§ The task: Only lines holding the word "title" should be copied from the material.

## Begin Dataset excerpts

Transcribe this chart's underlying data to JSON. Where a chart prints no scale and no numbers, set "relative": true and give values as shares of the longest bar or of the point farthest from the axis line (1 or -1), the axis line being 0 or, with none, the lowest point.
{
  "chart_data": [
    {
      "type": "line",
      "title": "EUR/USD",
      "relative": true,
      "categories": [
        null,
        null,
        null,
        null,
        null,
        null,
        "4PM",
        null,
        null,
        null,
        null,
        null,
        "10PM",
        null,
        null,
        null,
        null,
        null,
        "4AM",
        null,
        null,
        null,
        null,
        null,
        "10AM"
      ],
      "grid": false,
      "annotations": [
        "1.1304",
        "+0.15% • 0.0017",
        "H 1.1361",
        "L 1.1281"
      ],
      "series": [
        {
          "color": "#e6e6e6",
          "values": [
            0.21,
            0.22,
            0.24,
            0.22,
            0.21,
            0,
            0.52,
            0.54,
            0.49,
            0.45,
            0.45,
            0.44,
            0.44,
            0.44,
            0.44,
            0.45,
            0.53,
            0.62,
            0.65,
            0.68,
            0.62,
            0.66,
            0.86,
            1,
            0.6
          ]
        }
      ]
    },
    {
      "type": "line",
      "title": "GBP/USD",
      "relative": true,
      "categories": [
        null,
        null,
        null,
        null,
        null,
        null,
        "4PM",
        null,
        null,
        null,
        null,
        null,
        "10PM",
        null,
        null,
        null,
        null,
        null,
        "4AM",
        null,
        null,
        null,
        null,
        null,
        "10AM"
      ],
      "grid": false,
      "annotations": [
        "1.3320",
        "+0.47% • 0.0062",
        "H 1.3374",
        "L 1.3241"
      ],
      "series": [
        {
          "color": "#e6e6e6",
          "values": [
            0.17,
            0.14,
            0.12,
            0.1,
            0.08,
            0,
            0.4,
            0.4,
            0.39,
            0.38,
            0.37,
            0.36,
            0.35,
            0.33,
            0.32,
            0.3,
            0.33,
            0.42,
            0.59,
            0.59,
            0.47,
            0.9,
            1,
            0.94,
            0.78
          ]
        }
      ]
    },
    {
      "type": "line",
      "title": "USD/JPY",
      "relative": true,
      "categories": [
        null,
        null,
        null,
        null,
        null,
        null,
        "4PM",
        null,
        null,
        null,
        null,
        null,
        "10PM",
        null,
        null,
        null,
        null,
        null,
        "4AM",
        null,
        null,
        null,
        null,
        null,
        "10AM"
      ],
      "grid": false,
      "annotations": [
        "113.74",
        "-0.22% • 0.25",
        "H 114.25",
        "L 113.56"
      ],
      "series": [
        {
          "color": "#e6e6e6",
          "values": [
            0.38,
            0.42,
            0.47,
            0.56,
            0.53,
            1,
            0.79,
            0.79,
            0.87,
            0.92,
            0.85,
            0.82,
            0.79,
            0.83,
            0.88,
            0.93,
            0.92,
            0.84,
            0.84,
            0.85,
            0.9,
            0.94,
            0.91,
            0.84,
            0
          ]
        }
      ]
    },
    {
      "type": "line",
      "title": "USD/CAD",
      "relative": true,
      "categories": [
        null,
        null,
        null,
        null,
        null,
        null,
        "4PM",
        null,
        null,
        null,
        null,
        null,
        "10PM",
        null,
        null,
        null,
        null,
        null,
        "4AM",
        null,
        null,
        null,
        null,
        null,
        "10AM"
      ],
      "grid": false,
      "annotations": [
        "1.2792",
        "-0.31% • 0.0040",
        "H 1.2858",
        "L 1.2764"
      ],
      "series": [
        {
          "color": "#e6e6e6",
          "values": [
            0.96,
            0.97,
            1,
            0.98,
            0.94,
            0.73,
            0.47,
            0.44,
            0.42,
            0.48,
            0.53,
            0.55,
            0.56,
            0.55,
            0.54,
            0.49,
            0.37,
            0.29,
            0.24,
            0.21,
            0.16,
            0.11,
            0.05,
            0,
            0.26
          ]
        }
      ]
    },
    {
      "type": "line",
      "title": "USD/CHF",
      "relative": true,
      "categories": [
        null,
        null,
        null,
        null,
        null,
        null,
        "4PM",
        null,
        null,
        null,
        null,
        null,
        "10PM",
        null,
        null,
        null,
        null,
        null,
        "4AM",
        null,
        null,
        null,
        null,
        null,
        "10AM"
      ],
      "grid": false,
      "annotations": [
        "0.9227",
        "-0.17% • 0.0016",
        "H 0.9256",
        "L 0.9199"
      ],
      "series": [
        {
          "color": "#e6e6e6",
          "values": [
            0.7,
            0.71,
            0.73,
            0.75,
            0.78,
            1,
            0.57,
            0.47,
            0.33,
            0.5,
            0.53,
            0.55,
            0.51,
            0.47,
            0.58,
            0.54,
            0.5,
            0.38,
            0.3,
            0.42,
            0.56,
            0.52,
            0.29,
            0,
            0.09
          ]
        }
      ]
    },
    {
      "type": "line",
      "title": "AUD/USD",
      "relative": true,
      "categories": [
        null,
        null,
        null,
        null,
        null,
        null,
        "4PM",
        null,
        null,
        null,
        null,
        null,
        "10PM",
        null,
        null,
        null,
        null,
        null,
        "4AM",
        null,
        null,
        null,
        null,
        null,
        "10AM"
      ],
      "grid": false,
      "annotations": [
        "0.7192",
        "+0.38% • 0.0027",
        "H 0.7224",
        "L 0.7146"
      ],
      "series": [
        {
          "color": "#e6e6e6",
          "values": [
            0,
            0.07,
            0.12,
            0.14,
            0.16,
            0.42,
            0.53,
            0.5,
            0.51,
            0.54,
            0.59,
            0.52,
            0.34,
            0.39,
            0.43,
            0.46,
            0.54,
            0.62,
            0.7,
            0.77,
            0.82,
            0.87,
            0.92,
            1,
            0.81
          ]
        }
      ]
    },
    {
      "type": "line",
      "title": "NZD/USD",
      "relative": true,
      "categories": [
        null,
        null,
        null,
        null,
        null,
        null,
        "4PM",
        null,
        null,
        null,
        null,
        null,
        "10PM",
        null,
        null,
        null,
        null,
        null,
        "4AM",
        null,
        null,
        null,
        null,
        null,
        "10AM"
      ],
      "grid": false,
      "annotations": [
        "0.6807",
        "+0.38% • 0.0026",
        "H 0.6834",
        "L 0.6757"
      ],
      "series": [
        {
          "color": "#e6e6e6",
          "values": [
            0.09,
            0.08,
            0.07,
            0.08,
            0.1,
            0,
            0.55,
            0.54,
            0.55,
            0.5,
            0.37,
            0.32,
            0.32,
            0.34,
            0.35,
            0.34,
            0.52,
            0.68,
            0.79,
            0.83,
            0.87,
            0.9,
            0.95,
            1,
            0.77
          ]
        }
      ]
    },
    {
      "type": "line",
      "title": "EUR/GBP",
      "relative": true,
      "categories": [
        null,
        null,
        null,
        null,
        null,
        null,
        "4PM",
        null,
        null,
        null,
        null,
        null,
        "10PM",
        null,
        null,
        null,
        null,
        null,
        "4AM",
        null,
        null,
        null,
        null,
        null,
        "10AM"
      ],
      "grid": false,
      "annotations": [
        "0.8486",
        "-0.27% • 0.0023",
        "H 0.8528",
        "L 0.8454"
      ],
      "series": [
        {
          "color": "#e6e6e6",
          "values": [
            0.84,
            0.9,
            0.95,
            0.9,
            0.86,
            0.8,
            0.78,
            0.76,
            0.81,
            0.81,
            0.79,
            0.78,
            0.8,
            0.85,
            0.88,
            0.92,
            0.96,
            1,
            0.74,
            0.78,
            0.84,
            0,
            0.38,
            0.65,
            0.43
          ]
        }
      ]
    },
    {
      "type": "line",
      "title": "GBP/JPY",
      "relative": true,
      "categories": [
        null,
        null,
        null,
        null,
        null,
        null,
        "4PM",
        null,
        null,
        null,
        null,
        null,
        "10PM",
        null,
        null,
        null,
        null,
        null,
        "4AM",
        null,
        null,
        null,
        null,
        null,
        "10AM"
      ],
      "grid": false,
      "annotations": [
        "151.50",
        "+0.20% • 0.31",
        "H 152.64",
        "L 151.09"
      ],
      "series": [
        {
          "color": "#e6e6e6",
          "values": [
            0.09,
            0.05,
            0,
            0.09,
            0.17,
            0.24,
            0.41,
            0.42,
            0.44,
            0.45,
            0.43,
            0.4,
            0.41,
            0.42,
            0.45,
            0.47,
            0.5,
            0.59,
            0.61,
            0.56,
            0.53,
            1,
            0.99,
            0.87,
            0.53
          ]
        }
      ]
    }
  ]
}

## End Dataset excerpts

§ Exercise response:
      "title": "EUR/USD",
      "title": "GBP/USD",
      "title": "USD/JPY",
      "title": "USD/CAD",
      "title": "USD/CHF",
      "title": "AUD/USD",
      "title": "NZD/USD",
      "title": "EUR/GBP",
      "title": "GBP/JPY",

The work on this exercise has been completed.